Stored dataset items:
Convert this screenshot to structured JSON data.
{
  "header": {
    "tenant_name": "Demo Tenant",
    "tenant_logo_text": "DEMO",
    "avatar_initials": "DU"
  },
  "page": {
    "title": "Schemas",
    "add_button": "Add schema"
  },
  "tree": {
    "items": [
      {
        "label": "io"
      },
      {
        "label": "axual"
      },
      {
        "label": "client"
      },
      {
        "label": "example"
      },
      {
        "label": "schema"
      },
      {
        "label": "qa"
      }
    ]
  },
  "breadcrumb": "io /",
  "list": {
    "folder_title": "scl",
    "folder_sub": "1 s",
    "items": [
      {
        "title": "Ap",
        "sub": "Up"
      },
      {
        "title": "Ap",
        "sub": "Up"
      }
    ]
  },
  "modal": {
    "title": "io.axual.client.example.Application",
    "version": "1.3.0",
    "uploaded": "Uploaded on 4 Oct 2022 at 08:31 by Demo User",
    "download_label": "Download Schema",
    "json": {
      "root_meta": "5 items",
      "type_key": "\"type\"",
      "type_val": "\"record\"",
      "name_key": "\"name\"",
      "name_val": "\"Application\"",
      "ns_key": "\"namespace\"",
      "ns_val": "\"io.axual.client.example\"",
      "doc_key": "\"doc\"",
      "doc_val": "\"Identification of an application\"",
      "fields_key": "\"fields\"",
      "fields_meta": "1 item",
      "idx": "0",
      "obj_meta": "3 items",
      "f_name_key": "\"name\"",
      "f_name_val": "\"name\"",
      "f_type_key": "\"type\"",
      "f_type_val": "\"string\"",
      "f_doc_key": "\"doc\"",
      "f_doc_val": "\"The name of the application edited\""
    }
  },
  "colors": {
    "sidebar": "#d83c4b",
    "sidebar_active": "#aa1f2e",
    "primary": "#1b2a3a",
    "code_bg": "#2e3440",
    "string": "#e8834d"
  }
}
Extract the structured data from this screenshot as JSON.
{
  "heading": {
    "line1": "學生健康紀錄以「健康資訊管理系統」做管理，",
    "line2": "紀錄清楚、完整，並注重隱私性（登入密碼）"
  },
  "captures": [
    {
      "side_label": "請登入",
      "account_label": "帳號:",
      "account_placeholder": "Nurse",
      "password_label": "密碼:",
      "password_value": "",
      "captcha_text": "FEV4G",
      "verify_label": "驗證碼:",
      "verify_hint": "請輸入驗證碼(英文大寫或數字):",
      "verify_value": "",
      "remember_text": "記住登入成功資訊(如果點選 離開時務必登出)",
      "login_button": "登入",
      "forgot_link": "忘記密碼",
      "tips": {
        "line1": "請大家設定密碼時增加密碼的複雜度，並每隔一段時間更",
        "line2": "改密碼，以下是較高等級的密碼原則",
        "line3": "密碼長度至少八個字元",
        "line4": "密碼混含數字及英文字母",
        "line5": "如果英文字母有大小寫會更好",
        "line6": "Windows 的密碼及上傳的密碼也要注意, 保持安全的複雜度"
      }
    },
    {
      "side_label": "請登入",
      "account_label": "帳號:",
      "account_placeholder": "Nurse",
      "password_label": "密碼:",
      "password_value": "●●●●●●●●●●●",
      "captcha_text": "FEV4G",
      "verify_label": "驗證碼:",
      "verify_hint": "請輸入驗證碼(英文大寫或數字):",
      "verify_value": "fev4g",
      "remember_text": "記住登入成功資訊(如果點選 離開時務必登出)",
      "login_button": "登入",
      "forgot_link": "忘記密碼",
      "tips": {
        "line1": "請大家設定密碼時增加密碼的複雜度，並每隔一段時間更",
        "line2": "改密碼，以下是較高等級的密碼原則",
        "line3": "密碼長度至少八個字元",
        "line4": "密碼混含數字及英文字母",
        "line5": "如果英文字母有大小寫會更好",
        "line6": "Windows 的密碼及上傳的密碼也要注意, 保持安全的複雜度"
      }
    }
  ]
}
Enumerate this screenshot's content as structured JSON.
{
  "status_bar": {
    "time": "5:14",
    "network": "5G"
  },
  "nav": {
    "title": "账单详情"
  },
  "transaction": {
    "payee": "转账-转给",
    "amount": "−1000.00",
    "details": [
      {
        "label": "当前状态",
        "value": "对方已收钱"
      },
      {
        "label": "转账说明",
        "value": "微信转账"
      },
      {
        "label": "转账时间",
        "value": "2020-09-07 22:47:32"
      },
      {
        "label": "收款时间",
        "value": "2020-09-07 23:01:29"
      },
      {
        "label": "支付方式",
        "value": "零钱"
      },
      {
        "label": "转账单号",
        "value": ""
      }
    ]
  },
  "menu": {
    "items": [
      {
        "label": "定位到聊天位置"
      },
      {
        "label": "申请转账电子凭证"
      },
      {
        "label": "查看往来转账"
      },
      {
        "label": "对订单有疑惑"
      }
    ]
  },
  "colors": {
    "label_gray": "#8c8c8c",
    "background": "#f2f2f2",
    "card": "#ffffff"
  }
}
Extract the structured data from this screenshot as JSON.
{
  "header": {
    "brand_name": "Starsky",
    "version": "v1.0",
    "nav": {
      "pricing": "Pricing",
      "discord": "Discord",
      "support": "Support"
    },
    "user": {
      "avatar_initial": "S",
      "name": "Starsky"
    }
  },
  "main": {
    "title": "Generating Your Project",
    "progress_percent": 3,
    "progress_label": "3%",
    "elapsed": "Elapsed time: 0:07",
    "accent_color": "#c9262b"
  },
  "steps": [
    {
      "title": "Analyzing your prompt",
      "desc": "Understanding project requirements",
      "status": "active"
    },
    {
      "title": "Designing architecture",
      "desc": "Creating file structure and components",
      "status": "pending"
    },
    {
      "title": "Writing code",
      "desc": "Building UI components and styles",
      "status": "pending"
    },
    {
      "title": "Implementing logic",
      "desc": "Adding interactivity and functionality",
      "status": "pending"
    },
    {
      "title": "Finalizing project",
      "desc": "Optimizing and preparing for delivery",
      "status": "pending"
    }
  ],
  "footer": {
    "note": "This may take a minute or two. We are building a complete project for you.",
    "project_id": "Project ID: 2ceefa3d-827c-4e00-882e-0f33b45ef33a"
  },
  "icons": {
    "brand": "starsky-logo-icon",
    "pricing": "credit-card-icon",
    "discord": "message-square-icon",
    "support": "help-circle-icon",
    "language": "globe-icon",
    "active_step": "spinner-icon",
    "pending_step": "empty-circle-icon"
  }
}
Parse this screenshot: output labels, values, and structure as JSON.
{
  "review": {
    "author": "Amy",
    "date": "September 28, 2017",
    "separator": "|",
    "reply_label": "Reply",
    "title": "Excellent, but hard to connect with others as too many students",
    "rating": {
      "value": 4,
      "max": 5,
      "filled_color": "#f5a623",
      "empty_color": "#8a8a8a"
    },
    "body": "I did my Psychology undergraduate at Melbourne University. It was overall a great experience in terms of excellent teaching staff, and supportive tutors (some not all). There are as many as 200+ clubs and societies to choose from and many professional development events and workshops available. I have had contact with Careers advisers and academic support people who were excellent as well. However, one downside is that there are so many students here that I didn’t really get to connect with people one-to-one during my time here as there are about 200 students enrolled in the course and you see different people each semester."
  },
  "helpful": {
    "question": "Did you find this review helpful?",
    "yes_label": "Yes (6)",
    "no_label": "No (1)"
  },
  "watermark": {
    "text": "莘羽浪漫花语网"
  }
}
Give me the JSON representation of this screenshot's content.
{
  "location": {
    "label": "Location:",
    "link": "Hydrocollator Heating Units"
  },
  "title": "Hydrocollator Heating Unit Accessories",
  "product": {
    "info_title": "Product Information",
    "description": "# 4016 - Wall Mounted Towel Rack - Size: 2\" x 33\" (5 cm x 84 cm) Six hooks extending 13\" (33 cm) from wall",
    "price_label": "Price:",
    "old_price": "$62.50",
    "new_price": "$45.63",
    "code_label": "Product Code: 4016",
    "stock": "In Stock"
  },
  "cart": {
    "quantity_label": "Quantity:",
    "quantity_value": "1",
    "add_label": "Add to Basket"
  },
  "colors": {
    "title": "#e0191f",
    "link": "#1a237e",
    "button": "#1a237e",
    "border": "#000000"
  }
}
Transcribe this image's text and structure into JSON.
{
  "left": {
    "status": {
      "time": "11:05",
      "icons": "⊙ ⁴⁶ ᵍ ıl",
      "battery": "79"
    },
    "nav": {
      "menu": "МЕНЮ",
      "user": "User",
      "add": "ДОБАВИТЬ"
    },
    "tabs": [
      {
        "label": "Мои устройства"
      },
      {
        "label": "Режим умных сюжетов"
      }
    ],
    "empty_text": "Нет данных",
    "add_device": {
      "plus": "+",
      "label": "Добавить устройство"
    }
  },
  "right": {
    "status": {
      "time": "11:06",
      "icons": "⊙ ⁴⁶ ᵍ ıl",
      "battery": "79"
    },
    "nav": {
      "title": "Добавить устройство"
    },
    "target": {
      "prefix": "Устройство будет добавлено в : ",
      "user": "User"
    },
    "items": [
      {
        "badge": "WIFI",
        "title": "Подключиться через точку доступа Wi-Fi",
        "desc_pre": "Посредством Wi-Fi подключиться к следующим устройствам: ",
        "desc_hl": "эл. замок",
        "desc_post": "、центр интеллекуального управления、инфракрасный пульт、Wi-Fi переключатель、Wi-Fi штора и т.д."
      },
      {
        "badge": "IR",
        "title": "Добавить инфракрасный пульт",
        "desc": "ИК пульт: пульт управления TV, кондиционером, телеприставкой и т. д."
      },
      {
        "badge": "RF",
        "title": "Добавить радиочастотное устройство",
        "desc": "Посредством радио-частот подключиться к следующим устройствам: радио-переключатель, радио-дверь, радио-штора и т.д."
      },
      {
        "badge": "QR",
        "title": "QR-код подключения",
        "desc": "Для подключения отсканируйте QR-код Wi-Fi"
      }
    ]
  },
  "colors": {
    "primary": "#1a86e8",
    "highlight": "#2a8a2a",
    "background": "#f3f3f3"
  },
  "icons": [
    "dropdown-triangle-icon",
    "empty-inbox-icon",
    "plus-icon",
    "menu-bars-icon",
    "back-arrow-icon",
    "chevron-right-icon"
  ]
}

== Directions for this task ==
Your answer should be one number: how many lines in the material above contain the string "badge".

== Full output ==
4